== Requirements ==
Please copy every line of the records below that holds the word "Making".

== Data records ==
════
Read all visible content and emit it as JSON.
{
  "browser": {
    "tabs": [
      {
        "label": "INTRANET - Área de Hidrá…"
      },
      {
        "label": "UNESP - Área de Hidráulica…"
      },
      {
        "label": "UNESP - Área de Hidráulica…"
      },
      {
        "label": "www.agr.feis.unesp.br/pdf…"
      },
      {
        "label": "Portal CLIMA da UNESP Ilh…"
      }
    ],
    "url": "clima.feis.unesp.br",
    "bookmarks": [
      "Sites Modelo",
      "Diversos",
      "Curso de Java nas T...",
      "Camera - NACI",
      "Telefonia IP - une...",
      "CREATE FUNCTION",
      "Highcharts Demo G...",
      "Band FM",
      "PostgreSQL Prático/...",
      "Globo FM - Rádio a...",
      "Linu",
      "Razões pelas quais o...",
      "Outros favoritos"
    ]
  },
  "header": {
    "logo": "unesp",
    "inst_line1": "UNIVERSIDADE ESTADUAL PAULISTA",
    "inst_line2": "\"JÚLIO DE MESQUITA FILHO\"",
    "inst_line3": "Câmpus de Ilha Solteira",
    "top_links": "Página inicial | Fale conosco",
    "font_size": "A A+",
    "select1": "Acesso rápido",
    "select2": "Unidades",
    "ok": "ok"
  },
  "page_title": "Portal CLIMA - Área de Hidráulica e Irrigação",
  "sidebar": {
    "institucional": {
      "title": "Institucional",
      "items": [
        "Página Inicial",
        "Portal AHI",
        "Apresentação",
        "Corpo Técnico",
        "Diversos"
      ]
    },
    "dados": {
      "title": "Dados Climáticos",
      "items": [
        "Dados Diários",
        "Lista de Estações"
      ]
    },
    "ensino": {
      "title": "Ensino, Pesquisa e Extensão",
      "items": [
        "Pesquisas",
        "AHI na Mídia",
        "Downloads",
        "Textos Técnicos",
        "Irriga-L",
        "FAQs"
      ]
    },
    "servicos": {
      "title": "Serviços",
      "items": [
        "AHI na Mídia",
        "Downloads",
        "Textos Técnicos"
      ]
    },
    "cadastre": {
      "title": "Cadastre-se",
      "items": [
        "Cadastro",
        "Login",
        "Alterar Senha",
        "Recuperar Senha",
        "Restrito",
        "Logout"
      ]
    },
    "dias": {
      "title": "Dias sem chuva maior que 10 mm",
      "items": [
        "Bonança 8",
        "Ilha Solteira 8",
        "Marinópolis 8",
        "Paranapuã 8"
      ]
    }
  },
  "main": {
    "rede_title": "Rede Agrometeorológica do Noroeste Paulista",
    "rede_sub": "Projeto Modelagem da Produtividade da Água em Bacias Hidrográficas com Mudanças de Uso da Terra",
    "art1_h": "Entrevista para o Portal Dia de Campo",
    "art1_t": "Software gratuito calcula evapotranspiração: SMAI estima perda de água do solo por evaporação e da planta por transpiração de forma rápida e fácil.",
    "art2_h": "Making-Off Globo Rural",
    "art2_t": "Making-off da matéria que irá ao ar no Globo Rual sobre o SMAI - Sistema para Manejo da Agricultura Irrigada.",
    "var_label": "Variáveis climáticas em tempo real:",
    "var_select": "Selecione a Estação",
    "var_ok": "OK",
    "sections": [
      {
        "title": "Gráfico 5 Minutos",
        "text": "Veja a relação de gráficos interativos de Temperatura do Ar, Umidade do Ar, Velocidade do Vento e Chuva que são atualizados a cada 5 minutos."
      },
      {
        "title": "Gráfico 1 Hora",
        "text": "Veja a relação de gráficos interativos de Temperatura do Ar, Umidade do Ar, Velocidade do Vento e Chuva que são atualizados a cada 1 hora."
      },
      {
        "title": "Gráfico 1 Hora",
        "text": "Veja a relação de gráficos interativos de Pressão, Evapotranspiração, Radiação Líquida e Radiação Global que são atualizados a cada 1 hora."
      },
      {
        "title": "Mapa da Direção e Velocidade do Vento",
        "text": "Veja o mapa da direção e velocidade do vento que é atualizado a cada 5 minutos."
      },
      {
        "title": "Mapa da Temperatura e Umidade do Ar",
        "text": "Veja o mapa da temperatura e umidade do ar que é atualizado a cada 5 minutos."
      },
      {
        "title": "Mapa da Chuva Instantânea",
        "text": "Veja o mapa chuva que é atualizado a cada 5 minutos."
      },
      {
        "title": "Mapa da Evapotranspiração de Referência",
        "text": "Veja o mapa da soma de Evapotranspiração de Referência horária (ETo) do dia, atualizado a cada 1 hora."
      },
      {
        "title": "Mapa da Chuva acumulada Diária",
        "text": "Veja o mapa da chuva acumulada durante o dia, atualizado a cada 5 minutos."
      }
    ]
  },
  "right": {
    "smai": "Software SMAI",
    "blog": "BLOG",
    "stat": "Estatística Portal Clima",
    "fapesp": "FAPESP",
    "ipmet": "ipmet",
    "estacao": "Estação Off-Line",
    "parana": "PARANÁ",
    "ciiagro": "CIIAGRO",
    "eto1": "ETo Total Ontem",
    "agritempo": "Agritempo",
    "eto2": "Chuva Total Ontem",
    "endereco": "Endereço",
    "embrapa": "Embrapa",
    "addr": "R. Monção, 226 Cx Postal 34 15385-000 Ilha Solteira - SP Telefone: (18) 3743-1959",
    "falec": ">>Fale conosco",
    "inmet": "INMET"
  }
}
════
== Task output ==
    "art2_h": "Making-Off Globo Rural",
    "art2_t": "Making-off da matéria que irá ao ar no Globo Rual sobre o SMAI - Sistema para Manejo da Agricultura Irrigada.",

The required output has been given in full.